# [YOUR OBJECTIVE]
In the excerpt on CDH16 below, reproduce word for word the passage between "Given the predilection" and "in this study.", inclusive.

# [SELECTED EXTRACT]
★ ★ ★ ★ ★ ★ ★

RNA expression data suggest that CDH16 expression in normal tissues may be limited to the kidney, the thyroid and only few other tissues1,4,5,6,7,8,9. In the kidney and the thyroid, reduced expression of CDH16 has been linked to the development of cancer4,9. Only a small number of studies have used immunohistochemistry to analyze CDH16 expression in cancer and these were limited to renal cell carcinomas (RCC). CDH16 protein expression has been described to occur in 0–30% of clear cell RCC10,11,12,13,14,15, 0–29% of papillary RCC10,11,12,13,16, 5–100% of chromophobe RCC10,11,12,13,14,15,17, and in 0–95% of oncocytomas of the kidney10,11,12,13,14,17. Data from publicly available RNA databases suggest that CDH16 expression can—less commonly—also be found in other tumor entities including cervical, endometrial, and ovarian cancers4,9,18,19,20.
Given the predilection of CDH16 RNA expression to the kidney and the thyroid, CDH16 antibodies may be useful for the distinction of renal or thyroidal neoplasms from other cancers. However, immunohistochemical analyses of CDH16 expression are so far lacking for most tumor entities. To assess the diagnostic utility of immunohistochemical CDH16 expression analysis, the protein was evaluated in more than 15,800 tumor tissue samples from 152 different tumor types and subtypes as well as in 76 non-neoplastic tissue categories by immunohistochemistry (IHC) in a tissue microarray format in this study.
Results
Technical issues
A total of 13,424 (88.1%) of 15,584 tumor samples and more than 540 normal samples were interpretable in our TMA and large section analysis. Non-interpretable samples demonstrated lack of unequivocal tumor cells or absence of tissue in the respective TMA spots.
CDH16 in normal tissues
CDH16 immunostaining was predominantly seen in the kidney, thyroid and the epididymis. In the kidney, CDH16 immunostaining was stronger in proximal tubuli and in collecting ducts than in distal tubuli. The staining pattern was membranous (predominantly basolateral) and also cytoplasmic. In the thyroid, a strong membranous CDH16 staining occurred in follicular cells. In the epididymis, a predominantly membranous but also cytoplasmic staining was preferably seen in epithelial cells of the cauda while staining was absent or markedly weaker in the caput. A small fraction of epithelial cells, often arranged in nests or groups, showed a moderate to strong CDH16 staining in seminal vesicles. In some (but not all) analyzed samples, a focal weak to moderate membranous and cytoplasmic staining of individual cells, groups of cells or individual glands was seen in gallbladder epithelium, endometrium, and in the fallopian tube. Large section analyses also identified a strong CDH16 staining in Wolffian (mesonephric) duct remnants of the fallopian tube and in scattered cells, small groups of cells or of a limited number of glands in endocervical epithelium. Representative images of normal tissues are shown in Fig. 1. All these findings were obtained by using the monoclonal rabbit recombinant antibody MSVA-516R and the monoclonal rabbit antibody EPR13090, although EPR13090 resulted in a markedly less favorable signal to noise ratio. A cytoplasmic staining of gastric glands and of adrenocortical cells was only seen by EPR13090, but not by MSVA-516R, and was thus considered an antibody specific cross-reactivity. A comparison of antibody staining is shown in Supplementary Fig. 1.

★ ★ ★ ★ ★ ★ ★

# [LISTED RECORDS]
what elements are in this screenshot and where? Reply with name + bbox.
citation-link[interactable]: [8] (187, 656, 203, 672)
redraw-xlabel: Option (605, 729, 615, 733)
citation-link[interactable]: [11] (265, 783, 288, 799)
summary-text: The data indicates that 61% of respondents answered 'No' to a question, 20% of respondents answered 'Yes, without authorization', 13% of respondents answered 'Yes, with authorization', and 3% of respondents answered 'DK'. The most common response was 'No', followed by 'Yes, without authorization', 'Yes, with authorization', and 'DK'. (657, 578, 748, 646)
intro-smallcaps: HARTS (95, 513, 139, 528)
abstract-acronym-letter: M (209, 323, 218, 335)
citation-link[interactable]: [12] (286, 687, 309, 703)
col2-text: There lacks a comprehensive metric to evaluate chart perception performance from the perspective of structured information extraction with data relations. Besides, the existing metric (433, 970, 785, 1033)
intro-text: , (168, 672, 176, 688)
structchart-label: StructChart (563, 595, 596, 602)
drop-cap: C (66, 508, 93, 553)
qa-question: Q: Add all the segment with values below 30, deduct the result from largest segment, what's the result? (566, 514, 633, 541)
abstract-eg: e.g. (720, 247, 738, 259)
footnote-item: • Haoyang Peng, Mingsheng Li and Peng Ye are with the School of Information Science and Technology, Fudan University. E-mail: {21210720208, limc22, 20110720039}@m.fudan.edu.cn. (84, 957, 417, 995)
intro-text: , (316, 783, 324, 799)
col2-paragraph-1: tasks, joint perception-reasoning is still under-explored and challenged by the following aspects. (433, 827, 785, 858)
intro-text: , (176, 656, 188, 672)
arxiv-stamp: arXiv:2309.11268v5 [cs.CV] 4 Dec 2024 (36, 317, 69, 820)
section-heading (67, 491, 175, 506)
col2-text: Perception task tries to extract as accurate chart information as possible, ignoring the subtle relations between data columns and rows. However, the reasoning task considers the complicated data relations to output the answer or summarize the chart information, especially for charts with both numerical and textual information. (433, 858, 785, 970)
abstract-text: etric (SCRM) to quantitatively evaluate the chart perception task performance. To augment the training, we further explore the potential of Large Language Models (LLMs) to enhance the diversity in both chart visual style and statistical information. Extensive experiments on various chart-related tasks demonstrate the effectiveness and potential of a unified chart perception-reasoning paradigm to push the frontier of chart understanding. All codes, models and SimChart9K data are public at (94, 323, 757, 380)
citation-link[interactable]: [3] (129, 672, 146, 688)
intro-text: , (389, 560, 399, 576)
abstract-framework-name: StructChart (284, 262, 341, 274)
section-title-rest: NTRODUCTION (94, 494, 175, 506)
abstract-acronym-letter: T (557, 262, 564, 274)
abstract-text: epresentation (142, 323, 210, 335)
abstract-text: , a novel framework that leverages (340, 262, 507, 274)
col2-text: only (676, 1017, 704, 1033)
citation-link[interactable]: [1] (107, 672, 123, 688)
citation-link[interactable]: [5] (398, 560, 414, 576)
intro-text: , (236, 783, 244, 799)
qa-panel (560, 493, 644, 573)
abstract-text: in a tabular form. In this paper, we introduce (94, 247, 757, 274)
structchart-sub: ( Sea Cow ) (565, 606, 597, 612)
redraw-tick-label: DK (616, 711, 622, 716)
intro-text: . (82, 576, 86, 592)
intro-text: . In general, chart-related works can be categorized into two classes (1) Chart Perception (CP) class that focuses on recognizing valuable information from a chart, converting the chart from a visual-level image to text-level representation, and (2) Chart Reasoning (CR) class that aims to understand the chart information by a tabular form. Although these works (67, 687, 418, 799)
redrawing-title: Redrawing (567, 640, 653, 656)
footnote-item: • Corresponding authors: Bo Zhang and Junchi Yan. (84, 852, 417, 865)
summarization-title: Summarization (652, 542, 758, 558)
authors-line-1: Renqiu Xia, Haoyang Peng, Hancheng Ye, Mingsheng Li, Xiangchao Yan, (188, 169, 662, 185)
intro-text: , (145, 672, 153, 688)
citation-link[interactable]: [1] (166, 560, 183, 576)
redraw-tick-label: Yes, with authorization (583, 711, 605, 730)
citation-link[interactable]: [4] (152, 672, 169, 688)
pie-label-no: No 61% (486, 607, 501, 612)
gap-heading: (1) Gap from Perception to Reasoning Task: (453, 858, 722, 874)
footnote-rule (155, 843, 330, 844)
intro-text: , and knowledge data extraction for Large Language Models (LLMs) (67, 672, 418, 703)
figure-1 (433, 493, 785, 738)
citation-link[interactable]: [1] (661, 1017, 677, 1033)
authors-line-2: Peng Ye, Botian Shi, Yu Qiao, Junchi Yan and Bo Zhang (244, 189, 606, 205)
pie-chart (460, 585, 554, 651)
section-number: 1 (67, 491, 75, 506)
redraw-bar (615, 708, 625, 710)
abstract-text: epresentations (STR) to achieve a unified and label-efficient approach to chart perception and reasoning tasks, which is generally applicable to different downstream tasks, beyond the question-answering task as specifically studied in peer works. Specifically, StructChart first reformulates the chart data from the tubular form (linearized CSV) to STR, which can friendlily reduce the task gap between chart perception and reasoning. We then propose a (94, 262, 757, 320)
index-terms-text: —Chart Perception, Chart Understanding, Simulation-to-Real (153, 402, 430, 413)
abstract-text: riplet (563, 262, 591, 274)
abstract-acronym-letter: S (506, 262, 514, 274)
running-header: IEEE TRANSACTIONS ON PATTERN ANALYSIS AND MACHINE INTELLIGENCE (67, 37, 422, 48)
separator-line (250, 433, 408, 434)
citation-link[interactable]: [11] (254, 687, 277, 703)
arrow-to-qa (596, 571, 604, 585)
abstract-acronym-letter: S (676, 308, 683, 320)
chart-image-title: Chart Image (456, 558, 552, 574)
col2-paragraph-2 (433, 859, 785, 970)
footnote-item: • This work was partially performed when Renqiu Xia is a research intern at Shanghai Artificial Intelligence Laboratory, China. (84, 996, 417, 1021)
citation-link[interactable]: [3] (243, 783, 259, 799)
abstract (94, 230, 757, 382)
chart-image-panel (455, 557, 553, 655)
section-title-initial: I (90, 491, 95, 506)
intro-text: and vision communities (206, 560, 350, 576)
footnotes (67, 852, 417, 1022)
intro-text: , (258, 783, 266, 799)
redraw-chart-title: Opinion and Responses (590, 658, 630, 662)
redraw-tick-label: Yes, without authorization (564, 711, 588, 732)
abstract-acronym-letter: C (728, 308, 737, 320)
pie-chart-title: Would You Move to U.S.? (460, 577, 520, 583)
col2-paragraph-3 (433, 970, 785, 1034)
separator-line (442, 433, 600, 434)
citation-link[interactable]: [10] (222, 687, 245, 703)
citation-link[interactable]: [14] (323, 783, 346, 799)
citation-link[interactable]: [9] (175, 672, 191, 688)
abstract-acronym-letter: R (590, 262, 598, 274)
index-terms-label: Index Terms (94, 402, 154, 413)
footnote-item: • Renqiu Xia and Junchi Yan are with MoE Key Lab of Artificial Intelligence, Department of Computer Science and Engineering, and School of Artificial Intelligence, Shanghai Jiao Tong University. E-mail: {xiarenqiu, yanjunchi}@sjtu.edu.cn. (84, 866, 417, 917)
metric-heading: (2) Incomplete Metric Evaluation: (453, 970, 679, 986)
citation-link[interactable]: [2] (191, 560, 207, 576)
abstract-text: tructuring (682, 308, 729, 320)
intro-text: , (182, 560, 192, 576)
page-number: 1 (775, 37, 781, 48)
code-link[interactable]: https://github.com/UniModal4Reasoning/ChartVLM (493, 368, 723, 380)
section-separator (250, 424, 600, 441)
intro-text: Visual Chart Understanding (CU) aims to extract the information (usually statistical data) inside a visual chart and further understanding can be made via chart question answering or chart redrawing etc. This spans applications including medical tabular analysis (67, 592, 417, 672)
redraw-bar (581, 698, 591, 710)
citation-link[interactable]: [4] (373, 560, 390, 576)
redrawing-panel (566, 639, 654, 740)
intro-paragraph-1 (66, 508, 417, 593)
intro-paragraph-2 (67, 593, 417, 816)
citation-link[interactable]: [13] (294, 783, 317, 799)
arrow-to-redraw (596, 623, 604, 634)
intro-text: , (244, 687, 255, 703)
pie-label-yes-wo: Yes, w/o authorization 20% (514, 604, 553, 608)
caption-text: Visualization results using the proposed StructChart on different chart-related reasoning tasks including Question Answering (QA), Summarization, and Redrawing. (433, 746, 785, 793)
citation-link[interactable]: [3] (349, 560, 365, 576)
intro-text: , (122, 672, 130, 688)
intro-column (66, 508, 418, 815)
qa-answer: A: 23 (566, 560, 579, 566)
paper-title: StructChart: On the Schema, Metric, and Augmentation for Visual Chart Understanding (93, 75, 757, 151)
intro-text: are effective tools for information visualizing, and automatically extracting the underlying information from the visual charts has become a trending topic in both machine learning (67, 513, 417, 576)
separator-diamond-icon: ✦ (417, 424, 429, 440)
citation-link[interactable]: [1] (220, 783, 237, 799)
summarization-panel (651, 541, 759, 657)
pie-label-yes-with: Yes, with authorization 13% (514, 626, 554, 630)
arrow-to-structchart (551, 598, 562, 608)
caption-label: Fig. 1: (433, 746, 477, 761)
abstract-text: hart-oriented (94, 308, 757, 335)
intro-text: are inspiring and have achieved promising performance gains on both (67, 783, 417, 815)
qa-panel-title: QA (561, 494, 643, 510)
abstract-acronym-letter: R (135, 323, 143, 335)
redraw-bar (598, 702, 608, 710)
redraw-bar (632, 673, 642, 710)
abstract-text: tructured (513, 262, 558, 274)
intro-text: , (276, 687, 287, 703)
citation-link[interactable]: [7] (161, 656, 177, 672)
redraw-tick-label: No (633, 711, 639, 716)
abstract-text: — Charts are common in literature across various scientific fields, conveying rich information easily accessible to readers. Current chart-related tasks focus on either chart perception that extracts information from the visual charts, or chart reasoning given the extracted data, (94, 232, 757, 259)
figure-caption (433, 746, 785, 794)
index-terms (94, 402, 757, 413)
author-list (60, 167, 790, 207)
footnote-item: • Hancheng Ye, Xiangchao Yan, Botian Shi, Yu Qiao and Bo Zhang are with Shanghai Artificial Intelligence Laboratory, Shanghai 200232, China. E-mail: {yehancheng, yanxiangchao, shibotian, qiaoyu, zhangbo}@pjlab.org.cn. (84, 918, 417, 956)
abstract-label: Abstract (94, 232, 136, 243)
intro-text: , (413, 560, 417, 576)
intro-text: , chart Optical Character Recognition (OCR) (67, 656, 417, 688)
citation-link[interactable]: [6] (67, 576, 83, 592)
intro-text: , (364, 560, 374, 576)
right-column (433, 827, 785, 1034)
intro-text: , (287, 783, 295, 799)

★ ★ ★ ★ ★ ★ ★

# [ANSWER TO THIS TASK]
Given the predilection of CDH16 RNA expression to the kidney and the thyroid, CDH16 antibodies may be useful for the distinction of renal or thyroidal neoplasms from other cancers. However, immunohistochemical analyses of CDH16 expression are so far lacking for most tumor entities. To assess the diagnostic utility of immunohistochemical CDH16 expression analysis, the protein was evaluated in more than 15,800 tumor tissue samples from 152 different tumor types and subtypes as well as in 76 non-neoplastic tissue categories by immunohistochemistry (IHC) in a tissue microarray format in this study.